EXERCISE GOAL: The listing below should be written out exactly; please include all of it.

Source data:
....
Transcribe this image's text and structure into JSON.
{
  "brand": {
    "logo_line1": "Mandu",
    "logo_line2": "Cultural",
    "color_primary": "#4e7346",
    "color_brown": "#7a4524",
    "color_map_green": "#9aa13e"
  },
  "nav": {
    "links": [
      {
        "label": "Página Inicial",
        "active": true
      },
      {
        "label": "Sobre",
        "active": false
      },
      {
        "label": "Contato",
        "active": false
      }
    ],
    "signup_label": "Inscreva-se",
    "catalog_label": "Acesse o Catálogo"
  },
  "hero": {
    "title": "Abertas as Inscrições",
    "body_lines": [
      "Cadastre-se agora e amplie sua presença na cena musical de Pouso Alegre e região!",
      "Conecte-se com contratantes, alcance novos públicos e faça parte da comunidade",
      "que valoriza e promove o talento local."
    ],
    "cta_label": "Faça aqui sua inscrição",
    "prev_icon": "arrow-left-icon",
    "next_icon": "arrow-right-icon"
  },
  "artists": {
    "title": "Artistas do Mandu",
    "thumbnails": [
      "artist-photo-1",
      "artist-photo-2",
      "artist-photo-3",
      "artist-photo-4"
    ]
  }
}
....
FINISHED ANSWER:
Transcribe this image's text and structure into JSON.
{
  "brand": {
    "logo_line1": "Mandu",
    "logo_line2": "Cultural",
    "color_primary": "#4e7346",
    "color_brown": "#7a4524",
    "color_map_green": "#9aa13e"
  },
  "nav": {
    "links": [
      {
        "label": "Página Inicial",
        "active": true
      },
      {
        "label": "Sobre",
        "active": false
      },
      {
        "label": "Contato",
        "active": false
      }
    ],
    "signup_label": "Inscreva-se",
    "catalog_label": "Acesse o Catálogo"
  },
  "hero": {
    "title": "Abertas as Inscrições",
    "body_lines": [
      "Cadastre-se agora e amplie sua presença na cena musical de Pouso Alegre e região!",
      "Conecte-se com contratantes, alcance novos públicos e faça parte da comunidade",
      "que valoriza e promove o talento local."
    ],
    "cta_label": "Faça aqui sua inscrição",
    "prev_icon": "arrow-left-icon",
    "next_icon": "arrow-right-icon"
  },
  "artists": {
    "title": "Artistas do Mandu",
    "thumbnails": [
      "artist-photo-1",
      "artist-photo-2",
      "artist-photo-3",
      "artist-photo-4"
    ]
  }
}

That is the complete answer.